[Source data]
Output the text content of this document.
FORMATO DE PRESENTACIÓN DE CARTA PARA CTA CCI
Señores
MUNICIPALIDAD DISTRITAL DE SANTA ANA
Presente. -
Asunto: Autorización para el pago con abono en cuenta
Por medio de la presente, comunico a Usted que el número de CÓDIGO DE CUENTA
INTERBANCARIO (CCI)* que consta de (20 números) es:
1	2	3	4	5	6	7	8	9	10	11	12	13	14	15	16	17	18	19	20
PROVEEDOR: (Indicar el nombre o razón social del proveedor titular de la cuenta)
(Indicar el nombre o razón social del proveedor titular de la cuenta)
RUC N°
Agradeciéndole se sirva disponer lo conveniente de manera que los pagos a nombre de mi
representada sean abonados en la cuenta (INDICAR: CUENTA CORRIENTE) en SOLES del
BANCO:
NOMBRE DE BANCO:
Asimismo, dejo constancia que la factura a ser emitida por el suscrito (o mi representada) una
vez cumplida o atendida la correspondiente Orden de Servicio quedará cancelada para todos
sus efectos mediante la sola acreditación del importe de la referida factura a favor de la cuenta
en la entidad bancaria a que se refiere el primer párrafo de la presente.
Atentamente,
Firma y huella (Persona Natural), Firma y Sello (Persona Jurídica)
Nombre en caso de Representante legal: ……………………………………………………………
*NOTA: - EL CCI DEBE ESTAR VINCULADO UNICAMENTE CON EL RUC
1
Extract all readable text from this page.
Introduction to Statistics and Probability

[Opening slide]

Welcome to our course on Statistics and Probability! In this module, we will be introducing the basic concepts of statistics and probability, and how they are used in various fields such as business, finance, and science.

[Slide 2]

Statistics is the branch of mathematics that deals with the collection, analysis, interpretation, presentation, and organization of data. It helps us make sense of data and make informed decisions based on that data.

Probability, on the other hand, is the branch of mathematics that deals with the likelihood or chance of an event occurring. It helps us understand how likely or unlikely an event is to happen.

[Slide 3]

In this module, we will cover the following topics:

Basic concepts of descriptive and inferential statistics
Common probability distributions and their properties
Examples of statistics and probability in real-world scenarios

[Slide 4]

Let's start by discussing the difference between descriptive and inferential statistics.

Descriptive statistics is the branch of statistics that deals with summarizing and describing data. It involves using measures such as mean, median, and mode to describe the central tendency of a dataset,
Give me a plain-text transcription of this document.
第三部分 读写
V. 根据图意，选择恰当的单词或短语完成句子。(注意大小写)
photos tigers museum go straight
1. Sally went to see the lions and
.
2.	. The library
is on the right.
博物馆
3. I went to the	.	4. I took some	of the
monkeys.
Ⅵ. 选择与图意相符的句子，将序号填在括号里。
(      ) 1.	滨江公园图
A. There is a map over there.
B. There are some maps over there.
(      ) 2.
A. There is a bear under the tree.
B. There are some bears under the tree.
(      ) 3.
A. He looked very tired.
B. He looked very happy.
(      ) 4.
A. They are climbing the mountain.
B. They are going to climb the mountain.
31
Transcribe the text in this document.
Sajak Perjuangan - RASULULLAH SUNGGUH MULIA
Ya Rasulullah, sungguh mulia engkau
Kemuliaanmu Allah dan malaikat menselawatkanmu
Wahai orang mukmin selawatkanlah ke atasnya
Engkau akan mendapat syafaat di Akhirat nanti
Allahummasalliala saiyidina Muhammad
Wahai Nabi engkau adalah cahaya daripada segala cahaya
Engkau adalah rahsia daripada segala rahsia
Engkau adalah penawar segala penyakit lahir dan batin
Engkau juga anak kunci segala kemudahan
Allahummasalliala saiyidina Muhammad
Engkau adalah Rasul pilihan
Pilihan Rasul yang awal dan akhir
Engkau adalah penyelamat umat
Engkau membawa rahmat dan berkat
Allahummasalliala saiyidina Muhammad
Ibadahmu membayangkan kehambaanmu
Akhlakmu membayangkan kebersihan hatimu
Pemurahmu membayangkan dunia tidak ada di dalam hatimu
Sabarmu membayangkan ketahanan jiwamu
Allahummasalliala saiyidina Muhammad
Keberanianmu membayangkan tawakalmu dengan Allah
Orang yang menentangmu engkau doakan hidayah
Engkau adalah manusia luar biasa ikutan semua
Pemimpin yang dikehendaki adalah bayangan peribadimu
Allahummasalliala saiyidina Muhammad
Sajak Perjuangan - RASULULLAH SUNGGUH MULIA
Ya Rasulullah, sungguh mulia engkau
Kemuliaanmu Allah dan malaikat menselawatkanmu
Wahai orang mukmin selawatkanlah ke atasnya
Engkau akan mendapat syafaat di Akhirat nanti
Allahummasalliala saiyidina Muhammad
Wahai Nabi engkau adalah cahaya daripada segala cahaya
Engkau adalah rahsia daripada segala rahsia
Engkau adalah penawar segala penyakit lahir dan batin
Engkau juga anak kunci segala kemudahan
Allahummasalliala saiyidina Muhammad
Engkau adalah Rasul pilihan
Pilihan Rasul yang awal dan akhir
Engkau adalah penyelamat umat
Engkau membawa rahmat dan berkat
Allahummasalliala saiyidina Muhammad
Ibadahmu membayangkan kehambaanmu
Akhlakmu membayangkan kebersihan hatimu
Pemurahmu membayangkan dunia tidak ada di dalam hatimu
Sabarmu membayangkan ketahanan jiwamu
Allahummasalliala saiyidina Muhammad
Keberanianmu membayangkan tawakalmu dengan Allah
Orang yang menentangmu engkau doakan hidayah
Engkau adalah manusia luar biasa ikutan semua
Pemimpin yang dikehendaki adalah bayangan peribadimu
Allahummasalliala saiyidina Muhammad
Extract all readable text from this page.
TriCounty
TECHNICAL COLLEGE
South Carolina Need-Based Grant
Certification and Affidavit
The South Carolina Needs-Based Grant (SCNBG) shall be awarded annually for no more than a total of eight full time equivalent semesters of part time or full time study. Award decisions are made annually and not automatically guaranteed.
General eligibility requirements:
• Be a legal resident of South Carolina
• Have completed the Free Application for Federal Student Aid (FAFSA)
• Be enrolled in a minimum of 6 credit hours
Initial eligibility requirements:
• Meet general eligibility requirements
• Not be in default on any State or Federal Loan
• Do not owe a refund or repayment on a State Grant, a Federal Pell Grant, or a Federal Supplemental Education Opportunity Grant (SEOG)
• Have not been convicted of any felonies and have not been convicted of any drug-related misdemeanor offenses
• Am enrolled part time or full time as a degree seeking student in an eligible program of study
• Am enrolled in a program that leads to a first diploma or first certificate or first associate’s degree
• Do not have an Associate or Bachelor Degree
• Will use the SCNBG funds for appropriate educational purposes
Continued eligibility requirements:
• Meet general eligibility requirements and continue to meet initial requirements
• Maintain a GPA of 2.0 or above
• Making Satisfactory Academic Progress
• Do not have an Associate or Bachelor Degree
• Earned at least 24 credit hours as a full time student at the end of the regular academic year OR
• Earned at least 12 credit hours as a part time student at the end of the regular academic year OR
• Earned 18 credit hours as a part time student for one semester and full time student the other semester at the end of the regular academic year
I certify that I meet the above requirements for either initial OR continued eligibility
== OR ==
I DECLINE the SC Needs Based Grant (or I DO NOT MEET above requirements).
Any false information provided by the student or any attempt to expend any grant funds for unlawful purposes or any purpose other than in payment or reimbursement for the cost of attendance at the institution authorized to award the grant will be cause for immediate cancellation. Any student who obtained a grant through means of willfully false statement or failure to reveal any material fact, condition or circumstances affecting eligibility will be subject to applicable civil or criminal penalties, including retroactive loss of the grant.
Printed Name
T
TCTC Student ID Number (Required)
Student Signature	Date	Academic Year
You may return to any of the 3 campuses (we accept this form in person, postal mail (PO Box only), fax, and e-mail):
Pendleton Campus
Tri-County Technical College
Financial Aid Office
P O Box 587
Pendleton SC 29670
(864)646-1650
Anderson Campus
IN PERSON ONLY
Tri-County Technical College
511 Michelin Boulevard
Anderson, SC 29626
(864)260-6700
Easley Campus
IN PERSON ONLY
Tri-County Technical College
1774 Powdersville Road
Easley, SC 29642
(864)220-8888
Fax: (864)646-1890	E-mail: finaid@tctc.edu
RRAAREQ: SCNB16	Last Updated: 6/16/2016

> **JOB**:
From the entries above, copy each line holding "Federal".

> **RESULT FOR THIS TASK**:
• Have completed the Free Application for Federal Student Aid (FAFSA)
• Not be in default on any State or Federal Loan
• Do not owe a refund or repayment on a State Grant, a Federal Pell Grant, or a Federal Supplemental Education Opportunity Grant (SEOG)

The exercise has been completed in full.